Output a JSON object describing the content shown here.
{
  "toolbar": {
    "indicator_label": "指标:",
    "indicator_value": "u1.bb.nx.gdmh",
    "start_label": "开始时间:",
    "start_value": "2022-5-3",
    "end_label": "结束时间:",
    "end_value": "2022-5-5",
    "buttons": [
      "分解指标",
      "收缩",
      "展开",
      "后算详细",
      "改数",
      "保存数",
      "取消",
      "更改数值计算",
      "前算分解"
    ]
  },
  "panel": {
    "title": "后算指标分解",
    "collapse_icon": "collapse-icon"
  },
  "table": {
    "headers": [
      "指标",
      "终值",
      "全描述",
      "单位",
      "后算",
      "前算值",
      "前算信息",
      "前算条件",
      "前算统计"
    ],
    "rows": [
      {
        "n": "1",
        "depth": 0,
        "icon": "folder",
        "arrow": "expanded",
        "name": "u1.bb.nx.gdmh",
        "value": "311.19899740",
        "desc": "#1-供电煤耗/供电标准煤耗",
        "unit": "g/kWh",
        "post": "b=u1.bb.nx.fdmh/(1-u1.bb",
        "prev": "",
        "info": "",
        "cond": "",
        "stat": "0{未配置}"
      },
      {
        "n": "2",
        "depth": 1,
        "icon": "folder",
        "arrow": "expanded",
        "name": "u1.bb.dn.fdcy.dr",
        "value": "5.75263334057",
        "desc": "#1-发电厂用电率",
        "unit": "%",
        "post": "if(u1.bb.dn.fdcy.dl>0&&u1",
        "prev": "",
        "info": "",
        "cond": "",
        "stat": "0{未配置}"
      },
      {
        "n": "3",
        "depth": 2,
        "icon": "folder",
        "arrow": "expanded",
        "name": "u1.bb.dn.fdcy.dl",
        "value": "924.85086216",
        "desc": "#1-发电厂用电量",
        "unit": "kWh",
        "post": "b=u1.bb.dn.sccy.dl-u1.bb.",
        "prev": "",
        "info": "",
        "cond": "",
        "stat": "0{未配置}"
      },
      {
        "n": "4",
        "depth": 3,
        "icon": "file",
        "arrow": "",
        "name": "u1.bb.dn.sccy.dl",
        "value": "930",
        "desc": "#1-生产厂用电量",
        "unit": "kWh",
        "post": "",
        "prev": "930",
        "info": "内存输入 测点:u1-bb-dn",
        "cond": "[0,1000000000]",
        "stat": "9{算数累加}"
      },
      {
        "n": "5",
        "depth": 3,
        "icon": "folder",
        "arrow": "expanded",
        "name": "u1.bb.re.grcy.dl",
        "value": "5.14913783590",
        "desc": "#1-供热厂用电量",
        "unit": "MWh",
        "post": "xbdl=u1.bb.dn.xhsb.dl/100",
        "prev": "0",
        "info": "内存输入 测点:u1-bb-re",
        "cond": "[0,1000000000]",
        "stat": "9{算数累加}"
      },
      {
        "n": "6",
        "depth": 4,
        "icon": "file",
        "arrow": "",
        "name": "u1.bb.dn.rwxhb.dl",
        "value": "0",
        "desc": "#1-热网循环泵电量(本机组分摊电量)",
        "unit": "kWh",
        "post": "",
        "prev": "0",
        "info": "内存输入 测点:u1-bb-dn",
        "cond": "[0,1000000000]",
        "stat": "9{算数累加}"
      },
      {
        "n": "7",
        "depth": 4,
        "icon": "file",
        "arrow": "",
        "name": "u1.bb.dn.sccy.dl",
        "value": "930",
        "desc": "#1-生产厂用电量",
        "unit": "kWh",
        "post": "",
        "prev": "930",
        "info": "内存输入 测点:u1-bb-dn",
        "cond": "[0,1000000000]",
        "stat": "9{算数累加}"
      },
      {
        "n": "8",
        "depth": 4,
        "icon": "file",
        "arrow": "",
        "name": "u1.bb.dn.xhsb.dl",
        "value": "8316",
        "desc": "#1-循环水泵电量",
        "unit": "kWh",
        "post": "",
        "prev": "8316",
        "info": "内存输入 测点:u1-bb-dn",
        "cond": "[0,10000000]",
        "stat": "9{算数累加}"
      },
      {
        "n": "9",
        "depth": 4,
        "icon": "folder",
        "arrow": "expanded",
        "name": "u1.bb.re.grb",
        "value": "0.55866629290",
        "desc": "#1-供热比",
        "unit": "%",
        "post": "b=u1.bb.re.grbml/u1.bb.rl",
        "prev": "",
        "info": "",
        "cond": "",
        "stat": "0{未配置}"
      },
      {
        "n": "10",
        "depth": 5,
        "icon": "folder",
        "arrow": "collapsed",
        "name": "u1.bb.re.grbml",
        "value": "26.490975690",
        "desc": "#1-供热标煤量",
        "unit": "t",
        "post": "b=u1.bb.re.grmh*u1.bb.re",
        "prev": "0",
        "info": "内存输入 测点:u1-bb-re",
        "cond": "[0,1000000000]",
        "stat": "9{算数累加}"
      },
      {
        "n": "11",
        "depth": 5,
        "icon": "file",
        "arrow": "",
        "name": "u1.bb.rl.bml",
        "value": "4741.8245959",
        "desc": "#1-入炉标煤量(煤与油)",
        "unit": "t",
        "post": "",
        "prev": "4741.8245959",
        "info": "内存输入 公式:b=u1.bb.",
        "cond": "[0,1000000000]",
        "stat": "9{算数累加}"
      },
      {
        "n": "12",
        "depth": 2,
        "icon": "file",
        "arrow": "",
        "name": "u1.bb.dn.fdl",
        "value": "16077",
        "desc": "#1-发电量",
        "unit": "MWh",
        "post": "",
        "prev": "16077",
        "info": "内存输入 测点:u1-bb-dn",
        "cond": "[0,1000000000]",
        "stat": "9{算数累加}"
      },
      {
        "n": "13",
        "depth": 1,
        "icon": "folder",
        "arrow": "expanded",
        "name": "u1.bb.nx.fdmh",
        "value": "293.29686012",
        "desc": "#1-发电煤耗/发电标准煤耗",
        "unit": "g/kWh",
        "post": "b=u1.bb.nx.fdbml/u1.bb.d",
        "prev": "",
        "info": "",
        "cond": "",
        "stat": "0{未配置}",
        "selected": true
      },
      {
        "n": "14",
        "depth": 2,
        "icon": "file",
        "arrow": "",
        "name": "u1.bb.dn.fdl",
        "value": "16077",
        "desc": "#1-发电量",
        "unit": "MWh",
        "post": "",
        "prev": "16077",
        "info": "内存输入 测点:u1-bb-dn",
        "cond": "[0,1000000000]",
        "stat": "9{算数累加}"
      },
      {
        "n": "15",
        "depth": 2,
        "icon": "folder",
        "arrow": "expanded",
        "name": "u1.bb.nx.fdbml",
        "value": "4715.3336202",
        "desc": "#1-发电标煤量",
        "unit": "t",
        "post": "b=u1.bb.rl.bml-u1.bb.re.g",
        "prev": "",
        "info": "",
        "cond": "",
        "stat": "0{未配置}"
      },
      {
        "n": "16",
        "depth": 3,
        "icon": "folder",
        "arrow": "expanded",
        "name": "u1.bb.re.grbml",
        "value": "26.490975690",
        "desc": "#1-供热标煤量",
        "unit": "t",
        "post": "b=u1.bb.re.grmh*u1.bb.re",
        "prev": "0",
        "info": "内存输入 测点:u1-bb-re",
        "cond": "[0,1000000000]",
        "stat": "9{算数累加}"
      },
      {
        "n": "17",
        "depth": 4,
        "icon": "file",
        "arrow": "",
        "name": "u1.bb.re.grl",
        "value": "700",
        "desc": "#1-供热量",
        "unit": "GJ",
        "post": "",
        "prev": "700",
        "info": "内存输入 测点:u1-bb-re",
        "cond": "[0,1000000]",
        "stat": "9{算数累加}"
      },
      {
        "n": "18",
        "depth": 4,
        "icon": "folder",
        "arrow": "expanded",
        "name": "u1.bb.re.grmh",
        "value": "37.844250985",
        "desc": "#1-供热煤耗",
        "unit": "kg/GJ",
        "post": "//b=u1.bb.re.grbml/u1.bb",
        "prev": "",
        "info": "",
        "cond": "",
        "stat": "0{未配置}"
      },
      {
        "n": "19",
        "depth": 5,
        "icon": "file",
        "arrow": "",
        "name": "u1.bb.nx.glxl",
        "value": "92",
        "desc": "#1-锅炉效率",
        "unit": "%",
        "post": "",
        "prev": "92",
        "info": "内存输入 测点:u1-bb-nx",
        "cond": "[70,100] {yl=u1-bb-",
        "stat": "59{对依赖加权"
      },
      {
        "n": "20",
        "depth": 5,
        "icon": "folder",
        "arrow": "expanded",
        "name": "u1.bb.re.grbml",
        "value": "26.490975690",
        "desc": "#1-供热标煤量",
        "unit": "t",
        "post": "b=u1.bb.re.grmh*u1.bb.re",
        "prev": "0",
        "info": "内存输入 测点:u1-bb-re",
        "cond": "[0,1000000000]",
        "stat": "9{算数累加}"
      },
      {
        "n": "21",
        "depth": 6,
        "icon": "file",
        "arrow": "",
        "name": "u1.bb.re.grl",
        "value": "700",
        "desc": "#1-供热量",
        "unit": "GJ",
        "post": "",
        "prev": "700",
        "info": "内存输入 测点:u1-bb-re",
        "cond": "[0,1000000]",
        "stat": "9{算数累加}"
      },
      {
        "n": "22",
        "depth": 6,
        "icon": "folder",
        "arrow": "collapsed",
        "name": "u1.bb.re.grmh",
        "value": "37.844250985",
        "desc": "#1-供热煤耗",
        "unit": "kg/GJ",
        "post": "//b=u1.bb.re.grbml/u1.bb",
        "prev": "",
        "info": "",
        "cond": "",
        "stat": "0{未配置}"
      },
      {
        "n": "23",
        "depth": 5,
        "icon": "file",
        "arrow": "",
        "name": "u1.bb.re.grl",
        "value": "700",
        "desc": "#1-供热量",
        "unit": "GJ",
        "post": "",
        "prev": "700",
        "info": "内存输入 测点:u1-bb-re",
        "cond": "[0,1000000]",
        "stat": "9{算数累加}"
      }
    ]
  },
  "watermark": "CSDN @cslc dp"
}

........

Copy out every line from the records that has the word "fdbml".

        "post": "b=u1.bb.nx.fdbml/u1.bb.d",
        "name": "u1.bb.nx.fdbml",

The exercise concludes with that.